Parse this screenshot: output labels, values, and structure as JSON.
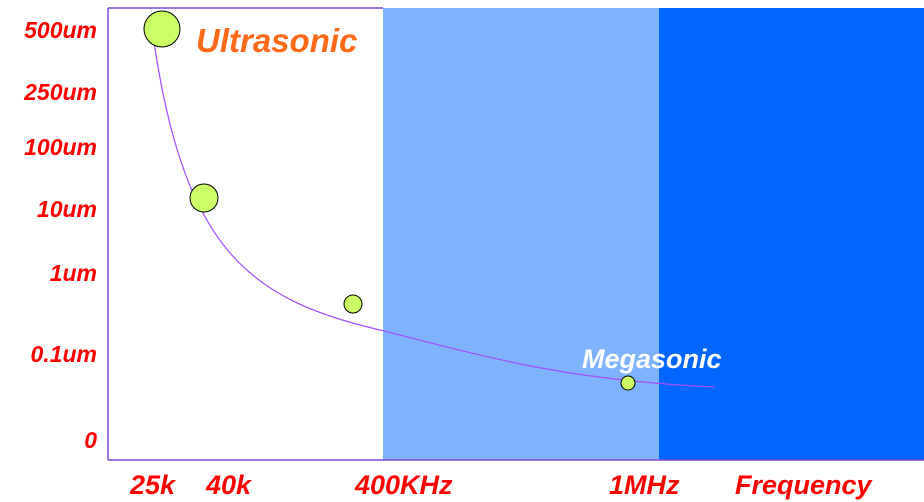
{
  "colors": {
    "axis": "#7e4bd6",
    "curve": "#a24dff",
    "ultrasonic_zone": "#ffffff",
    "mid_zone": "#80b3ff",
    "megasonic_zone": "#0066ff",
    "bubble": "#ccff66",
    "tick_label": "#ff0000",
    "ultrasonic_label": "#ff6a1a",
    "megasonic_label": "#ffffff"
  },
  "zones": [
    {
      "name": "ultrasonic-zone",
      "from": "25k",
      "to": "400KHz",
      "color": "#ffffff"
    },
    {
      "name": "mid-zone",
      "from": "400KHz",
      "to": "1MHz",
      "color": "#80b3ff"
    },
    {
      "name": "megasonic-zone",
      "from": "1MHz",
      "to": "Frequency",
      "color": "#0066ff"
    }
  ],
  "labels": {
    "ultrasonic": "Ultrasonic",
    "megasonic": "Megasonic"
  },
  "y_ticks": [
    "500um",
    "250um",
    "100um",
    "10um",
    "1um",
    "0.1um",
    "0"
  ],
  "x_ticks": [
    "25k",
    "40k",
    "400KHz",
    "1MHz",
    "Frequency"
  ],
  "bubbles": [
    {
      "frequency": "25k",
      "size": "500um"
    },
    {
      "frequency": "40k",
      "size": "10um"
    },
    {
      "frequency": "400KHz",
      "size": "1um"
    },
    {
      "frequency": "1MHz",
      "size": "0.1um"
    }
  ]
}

* * *

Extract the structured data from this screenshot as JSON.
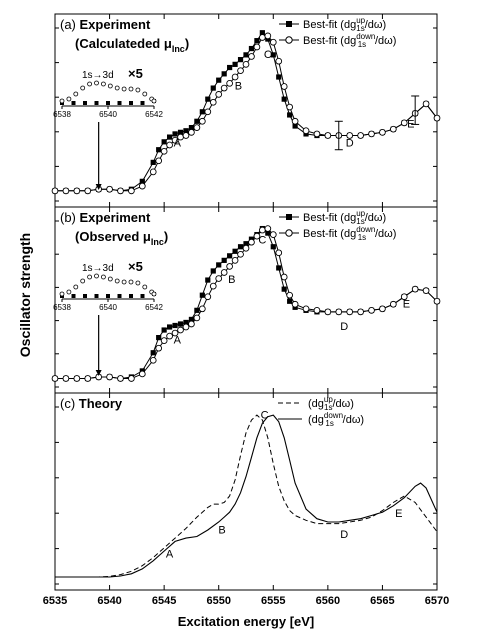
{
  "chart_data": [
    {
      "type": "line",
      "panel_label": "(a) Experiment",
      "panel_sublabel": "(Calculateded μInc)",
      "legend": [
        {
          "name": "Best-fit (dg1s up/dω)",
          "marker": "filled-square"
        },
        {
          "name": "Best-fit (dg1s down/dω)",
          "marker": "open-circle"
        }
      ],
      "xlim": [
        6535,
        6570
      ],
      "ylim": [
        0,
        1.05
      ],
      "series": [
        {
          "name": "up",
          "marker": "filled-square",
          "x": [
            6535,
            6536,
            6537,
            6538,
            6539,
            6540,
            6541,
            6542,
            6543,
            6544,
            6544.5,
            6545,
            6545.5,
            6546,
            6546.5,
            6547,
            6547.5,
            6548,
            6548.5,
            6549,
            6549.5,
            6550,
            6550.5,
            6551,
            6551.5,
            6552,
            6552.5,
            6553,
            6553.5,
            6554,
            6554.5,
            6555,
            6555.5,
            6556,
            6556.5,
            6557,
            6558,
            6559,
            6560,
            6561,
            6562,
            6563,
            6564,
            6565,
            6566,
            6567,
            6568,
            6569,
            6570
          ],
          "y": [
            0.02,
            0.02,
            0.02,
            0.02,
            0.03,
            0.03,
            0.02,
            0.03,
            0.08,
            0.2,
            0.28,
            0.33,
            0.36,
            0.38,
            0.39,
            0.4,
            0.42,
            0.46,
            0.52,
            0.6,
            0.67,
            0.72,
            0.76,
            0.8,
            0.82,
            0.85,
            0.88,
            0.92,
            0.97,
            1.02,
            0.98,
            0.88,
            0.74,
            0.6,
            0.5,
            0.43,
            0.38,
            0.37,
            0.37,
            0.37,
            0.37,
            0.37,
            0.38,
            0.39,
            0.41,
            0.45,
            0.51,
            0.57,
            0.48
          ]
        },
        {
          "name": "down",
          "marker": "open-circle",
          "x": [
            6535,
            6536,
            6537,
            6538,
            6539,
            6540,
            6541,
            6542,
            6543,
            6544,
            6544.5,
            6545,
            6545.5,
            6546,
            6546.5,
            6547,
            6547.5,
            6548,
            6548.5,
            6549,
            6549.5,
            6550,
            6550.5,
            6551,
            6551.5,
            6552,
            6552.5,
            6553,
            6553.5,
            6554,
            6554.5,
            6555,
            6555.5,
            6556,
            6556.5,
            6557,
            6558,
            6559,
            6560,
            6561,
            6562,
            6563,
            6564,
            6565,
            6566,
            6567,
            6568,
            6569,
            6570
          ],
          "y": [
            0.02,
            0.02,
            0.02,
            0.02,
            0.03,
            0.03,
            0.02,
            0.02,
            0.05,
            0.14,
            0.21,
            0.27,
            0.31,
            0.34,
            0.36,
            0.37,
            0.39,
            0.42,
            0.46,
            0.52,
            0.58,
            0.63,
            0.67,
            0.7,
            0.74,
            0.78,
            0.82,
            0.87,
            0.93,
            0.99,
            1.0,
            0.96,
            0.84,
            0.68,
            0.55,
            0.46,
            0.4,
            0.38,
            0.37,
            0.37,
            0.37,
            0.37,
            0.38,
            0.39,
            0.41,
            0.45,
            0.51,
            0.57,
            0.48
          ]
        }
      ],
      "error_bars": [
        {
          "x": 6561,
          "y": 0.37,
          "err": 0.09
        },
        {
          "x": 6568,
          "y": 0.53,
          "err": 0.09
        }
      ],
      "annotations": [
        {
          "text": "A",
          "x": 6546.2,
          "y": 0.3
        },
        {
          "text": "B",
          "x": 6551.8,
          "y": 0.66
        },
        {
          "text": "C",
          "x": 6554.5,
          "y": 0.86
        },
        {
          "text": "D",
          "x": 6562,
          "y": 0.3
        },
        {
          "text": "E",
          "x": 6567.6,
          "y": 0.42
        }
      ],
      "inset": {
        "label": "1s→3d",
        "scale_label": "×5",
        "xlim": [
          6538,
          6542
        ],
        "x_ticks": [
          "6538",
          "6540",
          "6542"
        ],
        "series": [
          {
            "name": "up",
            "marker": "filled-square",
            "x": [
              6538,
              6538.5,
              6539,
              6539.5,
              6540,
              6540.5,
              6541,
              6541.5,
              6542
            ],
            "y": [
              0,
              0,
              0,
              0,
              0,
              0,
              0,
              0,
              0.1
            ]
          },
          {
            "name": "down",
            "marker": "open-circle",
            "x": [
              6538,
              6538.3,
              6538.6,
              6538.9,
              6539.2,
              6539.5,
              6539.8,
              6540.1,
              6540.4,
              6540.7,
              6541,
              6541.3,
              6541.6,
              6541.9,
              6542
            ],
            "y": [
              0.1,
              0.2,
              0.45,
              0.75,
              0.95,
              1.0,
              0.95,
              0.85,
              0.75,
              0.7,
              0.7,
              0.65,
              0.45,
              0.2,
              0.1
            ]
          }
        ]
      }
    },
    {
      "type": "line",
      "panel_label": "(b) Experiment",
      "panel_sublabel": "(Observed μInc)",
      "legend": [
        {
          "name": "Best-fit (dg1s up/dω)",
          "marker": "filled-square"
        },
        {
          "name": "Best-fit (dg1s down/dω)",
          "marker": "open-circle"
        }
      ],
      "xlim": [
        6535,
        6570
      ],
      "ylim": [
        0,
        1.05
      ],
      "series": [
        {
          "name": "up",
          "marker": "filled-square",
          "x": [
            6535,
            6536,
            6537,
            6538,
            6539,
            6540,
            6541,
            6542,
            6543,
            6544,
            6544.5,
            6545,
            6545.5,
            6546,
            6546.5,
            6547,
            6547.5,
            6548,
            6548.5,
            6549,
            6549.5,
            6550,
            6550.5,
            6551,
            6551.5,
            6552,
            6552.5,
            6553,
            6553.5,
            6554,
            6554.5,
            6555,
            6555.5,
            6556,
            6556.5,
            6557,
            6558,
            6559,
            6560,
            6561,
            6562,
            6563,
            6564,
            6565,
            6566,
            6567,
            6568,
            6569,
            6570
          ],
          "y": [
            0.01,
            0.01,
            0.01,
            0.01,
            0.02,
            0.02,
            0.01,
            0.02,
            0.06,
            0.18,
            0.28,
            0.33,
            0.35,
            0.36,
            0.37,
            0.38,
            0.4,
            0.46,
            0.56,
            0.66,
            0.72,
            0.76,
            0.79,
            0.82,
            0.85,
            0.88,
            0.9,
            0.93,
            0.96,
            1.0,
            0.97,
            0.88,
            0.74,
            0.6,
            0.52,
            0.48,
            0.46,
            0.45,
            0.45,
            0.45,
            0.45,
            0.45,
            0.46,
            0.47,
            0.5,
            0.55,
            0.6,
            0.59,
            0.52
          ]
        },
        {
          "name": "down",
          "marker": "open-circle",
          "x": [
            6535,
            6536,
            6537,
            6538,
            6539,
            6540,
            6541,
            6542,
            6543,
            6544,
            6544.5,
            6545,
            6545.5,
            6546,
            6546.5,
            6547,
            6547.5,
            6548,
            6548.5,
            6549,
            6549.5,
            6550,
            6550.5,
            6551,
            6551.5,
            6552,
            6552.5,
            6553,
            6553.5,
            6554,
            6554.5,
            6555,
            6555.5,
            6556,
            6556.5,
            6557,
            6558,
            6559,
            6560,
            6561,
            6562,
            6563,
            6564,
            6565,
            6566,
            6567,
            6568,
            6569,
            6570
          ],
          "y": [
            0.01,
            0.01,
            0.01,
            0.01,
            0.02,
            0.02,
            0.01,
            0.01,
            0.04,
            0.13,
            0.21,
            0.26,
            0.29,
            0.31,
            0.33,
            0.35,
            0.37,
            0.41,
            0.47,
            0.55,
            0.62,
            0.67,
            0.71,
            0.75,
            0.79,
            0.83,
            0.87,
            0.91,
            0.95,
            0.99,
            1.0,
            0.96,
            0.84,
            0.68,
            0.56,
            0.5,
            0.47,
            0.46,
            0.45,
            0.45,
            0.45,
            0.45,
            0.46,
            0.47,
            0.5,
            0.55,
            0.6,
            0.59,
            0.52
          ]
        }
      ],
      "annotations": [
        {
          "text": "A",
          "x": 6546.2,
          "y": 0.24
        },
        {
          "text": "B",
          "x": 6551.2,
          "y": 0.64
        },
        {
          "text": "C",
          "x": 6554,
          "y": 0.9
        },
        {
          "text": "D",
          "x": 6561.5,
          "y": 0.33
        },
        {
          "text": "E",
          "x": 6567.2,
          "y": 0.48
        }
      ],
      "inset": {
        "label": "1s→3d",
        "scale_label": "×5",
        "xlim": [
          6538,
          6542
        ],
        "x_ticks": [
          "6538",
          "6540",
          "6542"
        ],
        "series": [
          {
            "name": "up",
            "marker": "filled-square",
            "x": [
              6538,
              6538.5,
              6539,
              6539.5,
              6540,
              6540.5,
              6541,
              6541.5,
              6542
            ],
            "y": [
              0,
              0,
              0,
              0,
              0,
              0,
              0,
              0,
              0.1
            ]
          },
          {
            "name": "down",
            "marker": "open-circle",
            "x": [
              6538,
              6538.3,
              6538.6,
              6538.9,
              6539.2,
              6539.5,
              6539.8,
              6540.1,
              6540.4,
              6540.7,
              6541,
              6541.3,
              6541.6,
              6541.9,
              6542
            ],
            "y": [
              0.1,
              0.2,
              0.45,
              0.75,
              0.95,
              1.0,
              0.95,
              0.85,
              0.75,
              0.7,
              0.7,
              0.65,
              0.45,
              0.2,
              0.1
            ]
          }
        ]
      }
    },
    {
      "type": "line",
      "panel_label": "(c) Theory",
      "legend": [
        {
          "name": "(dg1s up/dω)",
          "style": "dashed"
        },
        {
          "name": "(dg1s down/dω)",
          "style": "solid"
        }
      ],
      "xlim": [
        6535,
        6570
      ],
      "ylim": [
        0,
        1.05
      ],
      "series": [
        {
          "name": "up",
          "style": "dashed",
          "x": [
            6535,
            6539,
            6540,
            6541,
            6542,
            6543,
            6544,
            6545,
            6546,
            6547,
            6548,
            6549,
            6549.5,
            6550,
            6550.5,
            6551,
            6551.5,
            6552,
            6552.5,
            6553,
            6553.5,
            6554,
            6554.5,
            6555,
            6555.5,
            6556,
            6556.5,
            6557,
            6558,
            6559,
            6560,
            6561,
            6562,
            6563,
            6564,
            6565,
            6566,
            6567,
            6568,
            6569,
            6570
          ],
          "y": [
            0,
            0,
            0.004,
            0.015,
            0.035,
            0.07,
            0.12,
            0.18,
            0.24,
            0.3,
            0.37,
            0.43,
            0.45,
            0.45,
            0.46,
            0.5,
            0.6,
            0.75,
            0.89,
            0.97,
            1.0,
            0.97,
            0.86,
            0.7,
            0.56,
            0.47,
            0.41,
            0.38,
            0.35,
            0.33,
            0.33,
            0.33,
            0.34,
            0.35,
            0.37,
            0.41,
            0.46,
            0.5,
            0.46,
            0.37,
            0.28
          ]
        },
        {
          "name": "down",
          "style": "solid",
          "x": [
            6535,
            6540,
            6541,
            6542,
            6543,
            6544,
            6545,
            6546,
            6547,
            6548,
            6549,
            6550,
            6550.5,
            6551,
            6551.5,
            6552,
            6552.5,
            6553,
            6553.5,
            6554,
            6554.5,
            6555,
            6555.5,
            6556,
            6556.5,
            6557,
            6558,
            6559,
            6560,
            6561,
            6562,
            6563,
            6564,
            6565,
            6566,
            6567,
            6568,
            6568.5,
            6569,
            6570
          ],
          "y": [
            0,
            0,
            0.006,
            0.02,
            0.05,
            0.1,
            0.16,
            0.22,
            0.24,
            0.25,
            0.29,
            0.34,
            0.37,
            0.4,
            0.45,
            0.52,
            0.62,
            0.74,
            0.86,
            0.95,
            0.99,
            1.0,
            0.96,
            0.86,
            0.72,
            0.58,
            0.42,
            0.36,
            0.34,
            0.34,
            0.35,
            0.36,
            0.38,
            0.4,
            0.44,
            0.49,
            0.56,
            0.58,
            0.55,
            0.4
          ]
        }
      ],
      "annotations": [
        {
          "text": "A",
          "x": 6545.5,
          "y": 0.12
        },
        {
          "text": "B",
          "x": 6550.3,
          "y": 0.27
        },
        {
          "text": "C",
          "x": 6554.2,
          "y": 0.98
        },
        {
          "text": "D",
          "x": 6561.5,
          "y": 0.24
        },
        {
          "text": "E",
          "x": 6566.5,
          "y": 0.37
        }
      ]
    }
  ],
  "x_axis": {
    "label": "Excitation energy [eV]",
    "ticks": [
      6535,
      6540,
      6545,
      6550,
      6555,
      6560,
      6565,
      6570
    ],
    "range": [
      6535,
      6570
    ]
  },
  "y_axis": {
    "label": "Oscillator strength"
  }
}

- TASK GOAL -
Within the entries above, report how many lines include "Experiment", and keep the answer to the number.

- WORKED ANSWER -
2